__Work to complete__. Exactly as they appear, output all of the records. Skip any images.

-- START OF Records supplied --

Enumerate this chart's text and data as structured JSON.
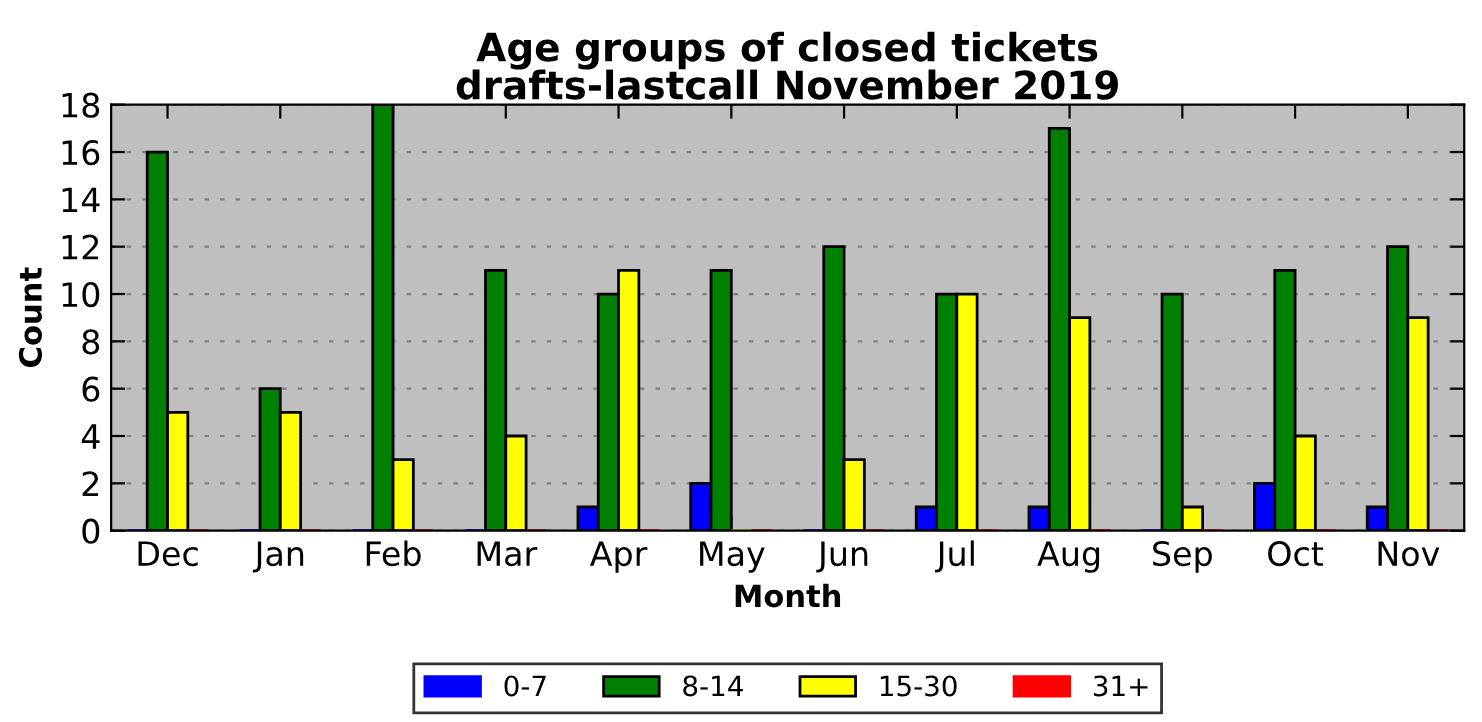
{
  "chart_data": {
    "type": "bar",
    "title": "Age groups of closed tickets\ndrafts-lastcall November 2019",
    "xlabel": "Month",
    "ylabel": "Count",
    "categories": [
      "Dec",
      "Jan",
      "Feb",
      "Mar",
      "Apr",
      "May",
      "Jun",
      "Jul",
      "Aug",
      "Sep",
      "Oct",
      "Nov"
    ],
    "series": [
      {
        "name": "0-7",
        "color": "#0000ff",
        "values": [
          0,
          0,
          0,
          0,
          1,
          2,
          0,
          1,
          1,
          0,
          2,
          1
        ]
      },
      {
        "name": "8-14",
        "color": "#008000",
        "values": [
          16,
          6,
          18,
          11,
          10,
          11,
          12,
          10,
          17,
          10,
          11,
          12
        ]
      },
      {
        "name": "15-30",
        "color": "#ffff00",
        "values": [
          5,
          5,
          3,
          4,
          11,
          0,
          3,
          10,
          9,
          1,
          4,
          9
        ]
      },
      {
        "name": "31+",
        "color": "#ff0000",
        "values": [
          0,
          0,
          0,
          0,
          0,
          0,
          0,
          0,
          0,
          0,
          0,
          0
        ]
      }
    ],
    "ylim": [
      0,
      18
    ],
    "yticks": [
      0,
      2,
      4,
      6,
      8,
      10,
      12,
      14,
      16,
      18
    ],
    "grid": "y",
    "legend": "bottom"
  }
}
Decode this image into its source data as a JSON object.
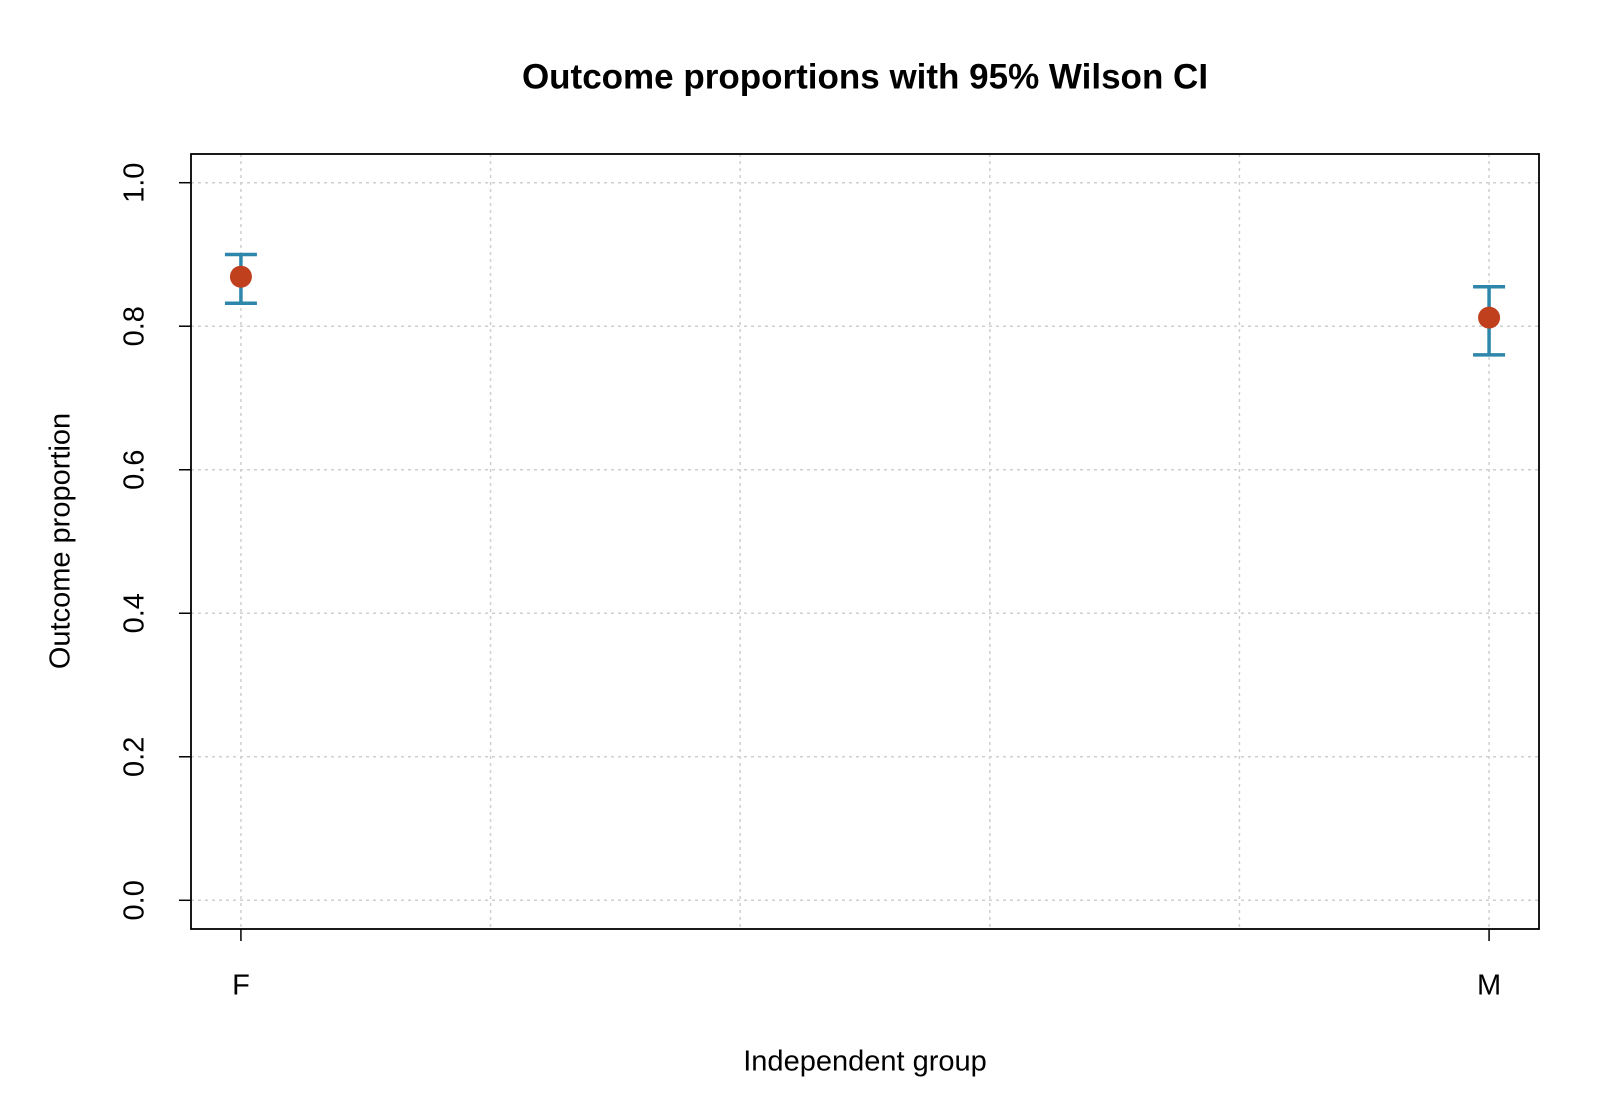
{
  "chart_data": {
    "type": "errorbar",
    "title": "Outcome proportions with 95% Wilson CI",
    "x_label": "Independent group",
    "y_label": "Outcome proportion",
    "x": [
      1,
      2
    ],
    "xticks": [
      {
        "value": 1,
        "label": "F"
      },
      {
        "value": 2,
        "label": "M"
      }
    ],
    "xgrid": [
      1,
      1.2,
      1.4,
      1.6,
      1.8,
      2
    ],
    "xlim": [
      0.96,
      2.04
    ],
    "ylim": [
      -0.04,
      1.04
    ],
    "yticks": [
      {
        "value": 0,
        "label": "0.0"
      },
      {
        "value": 0.2,
        "label": "0.2"
      },
      {
        "value": 0.4,
        "label": "0.4"
      },
      {
        "value": 0.6,
        "label": "0.6"
      },
      {
        "value": 0.8,
        "label": "0.8"
      },
      {
        "value": 1,
        "label": "1.0"
      }
    ],
    "grid": true,
    "series": [
      {
        "values": [
          0.869,
          0.812
        ],
        "lower": [
          0.832,
          0.76
        ],
        "upper": [
          0.9,
          0.855
        ],
        "color": "#c0401e",
        "error_color": "#2e86ab"
      }
    ]
  }
}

-- END OF Records supplied --

__Exercise response__.
Enumerate this chart's text and data as structured JSON.
{
  "chart_data": {
    "type": "bar",
    "title": "Age groups of closed tickets\ndrafts-lastcall November 2019",
    "xlabel": "Month",
    "ylabel": "Count",
    "categories": [
      "Dec",
      "Jan",
      "Feb",
      "Mar",
      "Apr",
      "May",
      "Jun",
      "Jul",
      "Aug",
      "Sep",
      "Oct",
      "Nov"
    ],
    "series": [
      {
        "name": "0-7",
        "color": "#0000ff",
        "values": [
          0,
          0,
          0,
          0,
          1,
          2,
          0,
          1,
          1,
          0,
          2,
          1
        ]
      },
      {
        "name": "8-14",
        "color": "#008000",
        "values": [
          16,
          6,
          18,
          11,
          10,
          11,
          12,
          10,
          17,
          10,
          11,
          12
        ]
      },
      {
        "name": "15-30",
        "color": "#ffff00",
        "values": [
          5,
          5,
          3,
          4,
          11,
          0,
          3,
          10,
          9,
          1,
          4,
          9
        ]
      },
      {
        "name": "31+",
        "color": "#ff0000",
        "values": [
          0,
          0,
          0,
          0,
          0,
          0,
          0,
          0,
          0,
          0,
          0,
          0
        ]
      }
    ],
    "ylim": [
      0,
      18
    ],
    "yticks": [
      0,
      2,
      4,
      6,
      8,
      10,
      12,
      14,
      16,
      18
    ],
    "grid": "y",
    "legend": "bottom"
  }
}
Decode this image into its source data as a JSON object.
{
  "chart_data": {
    "type": "errorbar",
    "title": "Outcome proportions with 95% Wilson CI",
    "x_label": "Independent group",
    "y_label": "Outcome proportion",
    "x": [
      1,
      2
    ],
    "xticks": [
      {
        "value": 1,
        "label": "F"
      },
      {
        "value": 2,
        "label": "M"
      }
    ],
    "xgrid": [
      1,
      1.2,
      1.4,
      1.6,
      1.8,
      2
    ],
    "xlim": [
      0.96,
      2.04
    ],
    "ylim": [
      -0.04,
      1.04
    ],
    "yticks": [
      {
        "value": 0,
        "label": "0.0"
      },
      {
        "value": 0.2,
        "label": "0.2"
      },
      {
        "value": 0.4,
        "label": "0.4"
      },
      {
        "value": 0.6,
        "label": "0.6"
      },
      {
        "value": 0.8,
        "label": "0.8"
      },
      {
        "value": 1,
        "label": "1.0"
      }
    ],
    "grid": true,
    "series": [
      {
        "values": [
          0.869,
          0.812
        ],
        "lower": [
          0.832,
          0.76
        ],
        "upper": [
          0.9,
          0.855
        ],
        "color": "#c0401e",
        "error_color": "#2e86ab"
      }
    ]
  }
}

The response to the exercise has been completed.